▶ _The records_:
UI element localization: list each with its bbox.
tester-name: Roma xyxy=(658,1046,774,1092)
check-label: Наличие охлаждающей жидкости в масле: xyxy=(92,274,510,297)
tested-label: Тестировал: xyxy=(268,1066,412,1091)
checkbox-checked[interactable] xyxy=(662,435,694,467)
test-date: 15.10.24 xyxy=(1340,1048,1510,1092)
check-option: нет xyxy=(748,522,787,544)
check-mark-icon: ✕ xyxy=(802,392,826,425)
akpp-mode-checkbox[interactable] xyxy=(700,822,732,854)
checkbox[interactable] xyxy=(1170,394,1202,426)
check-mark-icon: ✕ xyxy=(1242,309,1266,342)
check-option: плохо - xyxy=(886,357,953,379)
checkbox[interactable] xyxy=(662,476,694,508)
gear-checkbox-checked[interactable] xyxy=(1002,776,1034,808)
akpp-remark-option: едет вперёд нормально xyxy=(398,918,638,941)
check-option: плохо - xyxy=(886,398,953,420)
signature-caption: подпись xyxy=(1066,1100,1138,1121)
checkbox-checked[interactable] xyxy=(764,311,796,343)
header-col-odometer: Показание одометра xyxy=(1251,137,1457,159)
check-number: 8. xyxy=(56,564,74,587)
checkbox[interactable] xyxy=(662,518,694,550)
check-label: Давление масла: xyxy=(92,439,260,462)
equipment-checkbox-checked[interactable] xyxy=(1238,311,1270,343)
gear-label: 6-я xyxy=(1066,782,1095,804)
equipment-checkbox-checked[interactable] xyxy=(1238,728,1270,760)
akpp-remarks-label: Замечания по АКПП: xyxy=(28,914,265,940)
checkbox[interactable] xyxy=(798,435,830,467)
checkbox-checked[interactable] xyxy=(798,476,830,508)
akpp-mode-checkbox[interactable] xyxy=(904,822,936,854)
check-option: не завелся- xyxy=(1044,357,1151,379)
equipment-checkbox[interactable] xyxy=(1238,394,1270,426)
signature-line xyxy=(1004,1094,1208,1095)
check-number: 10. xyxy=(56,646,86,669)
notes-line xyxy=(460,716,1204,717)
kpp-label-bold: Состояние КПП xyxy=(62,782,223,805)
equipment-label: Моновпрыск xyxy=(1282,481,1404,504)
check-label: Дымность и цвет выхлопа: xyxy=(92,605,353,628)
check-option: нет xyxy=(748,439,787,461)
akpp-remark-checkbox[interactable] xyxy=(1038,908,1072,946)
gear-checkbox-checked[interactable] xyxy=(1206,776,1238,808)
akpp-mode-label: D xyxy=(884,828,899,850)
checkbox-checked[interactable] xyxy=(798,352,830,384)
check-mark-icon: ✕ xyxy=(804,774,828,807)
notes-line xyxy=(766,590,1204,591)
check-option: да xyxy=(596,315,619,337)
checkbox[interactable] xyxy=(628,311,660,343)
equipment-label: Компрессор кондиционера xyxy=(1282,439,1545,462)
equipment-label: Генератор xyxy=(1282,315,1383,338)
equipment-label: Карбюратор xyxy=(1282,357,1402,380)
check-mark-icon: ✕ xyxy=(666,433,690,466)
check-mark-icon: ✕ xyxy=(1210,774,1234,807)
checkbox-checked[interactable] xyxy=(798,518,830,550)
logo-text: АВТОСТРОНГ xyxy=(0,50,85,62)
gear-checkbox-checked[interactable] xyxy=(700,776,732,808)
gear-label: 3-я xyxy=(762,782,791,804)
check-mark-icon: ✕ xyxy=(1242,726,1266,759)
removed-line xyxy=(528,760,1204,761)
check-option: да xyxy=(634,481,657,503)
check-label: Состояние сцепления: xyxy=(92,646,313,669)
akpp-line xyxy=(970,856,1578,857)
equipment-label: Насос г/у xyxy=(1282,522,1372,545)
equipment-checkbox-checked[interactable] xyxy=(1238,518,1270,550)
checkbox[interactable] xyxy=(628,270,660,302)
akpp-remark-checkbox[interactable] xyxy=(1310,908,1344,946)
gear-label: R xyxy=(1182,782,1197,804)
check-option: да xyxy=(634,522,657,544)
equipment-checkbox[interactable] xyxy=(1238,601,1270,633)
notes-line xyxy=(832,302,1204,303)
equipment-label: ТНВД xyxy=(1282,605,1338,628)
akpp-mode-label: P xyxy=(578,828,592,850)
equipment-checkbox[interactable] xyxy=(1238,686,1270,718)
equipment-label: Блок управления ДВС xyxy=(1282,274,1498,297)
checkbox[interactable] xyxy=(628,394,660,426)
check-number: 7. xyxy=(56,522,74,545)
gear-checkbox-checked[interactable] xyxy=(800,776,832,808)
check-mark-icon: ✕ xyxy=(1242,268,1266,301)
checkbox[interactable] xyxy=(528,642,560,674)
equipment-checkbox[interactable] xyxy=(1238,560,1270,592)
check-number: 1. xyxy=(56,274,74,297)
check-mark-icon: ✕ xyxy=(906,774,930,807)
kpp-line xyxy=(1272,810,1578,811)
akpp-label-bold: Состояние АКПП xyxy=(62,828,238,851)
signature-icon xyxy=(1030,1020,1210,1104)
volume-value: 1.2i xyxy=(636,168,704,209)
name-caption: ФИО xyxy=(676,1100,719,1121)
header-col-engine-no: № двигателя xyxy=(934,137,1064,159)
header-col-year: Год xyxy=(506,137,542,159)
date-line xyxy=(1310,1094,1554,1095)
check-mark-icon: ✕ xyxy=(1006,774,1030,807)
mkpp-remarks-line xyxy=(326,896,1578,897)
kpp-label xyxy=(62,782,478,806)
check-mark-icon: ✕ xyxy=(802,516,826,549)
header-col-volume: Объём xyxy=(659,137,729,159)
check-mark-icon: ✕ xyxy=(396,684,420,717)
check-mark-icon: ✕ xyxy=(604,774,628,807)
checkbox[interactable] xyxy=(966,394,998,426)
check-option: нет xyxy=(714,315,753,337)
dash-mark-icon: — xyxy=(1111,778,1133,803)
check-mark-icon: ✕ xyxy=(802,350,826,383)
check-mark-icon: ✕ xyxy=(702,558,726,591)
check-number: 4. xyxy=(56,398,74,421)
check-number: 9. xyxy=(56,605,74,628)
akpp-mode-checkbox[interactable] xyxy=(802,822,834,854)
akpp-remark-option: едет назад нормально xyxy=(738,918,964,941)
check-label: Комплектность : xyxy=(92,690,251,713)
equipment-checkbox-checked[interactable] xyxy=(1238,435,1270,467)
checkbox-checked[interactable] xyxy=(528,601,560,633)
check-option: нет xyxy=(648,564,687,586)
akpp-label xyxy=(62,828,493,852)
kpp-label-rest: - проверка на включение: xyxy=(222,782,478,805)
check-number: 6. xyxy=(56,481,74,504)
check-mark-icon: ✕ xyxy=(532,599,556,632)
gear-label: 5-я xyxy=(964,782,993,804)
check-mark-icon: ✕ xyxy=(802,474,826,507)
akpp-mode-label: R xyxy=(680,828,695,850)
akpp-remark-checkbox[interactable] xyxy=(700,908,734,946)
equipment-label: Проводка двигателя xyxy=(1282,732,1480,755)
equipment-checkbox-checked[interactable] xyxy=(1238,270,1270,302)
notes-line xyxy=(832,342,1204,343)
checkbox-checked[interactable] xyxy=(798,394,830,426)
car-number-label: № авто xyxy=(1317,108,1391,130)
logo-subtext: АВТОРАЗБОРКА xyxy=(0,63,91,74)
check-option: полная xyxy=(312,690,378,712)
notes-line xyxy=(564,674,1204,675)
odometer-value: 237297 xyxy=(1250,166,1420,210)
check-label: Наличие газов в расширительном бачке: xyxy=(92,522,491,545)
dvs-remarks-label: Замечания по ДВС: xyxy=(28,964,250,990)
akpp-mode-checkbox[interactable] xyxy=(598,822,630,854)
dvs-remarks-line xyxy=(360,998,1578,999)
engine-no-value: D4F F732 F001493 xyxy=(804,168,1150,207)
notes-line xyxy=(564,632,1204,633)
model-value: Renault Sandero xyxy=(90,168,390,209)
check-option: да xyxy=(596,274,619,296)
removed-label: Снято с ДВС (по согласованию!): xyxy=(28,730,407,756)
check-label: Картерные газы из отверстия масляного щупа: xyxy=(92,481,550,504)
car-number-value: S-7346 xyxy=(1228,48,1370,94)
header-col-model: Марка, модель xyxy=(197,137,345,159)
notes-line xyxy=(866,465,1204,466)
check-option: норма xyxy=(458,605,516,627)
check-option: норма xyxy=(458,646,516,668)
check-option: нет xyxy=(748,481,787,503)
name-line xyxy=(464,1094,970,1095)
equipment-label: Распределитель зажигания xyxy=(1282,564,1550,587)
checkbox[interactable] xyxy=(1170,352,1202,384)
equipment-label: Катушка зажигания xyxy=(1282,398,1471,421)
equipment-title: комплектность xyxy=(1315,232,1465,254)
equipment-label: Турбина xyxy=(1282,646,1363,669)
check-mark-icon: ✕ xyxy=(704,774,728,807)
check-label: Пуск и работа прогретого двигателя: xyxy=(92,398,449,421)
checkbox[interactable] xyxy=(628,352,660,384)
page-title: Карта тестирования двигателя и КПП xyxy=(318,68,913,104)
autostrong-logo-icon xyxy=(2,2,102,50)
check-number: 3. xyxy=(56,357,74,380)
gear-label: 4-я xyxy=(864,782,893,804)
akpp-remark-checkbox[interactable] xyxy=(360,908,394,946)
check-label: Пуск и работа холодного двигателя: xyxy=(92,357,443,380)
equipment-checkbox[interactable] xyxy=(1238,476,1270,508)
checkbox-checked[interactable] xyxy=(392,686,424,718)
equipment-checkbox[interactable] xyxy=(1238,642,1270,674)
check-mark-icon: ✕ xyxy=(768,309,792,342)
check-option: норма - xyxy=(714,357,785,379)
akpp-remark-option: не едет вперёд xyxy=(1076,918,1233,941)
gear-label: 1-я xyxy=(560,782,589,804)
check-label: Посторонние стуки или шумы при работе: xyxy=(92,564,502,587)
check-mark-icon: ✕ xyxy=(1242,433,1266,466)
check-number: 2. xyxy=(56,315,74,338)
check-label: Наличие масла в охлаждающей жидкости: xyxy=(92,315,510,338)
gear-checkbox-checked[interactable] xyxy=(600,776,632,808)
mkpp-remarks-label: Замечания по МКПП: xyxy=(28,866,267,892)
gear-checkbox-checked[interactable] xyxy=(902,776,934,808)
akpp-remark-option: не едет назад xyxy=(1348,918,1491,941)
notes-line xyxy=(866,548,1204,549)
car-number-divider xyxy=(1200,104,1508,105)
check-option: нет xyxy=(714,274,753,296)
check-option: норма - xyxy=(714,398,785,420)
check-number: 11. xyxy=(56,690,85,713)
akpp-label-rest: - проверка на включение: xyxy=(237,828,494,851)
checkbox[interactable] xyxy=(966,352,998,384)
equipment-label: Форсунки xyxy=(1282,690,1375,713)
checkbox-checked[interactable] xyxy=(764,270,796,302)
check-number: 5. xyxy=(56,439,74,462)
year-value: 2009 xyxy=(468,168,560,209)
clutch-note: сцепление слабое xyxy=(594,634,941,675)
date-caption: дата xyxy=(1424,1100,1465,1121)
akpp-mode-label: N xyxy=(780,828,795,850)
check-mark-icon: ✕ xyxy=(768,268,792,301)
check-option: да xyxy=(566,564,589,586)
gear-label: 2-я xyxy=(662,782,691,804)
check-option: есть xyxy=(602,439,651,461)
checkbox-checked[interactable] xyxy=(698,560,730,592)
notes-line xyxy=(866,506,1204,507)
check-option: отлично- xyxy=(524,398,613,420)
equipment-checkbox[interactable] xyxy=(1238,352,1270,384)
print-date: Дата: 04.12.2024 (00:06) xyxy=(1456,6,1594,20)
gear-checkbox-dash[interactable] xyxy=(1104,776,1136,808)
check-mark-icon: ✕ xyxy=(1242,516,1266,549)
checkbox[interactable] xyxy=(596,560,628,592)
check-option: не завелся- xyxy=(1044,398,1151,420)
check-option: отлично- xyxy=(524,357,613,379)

▶ _Exercise_: Gather every line in the records above that contains the string "remarks", and copy each one unchanged.

▶ _The answer_:
akpp-remarks-label: Замечания по АКПП: xyxy=(28,914,265,940)
mkpp-remarks-line xyxy=(326,896,1578,897)
dvs-remarks-label: Замечания по ДВС: xyxy=(28,964,250,990)
dvs-remarks-line xyxy=(360,998,1578,999)
mkpp-remarks-label: Замечания по МКПП: xyxy=(28,866,267,892)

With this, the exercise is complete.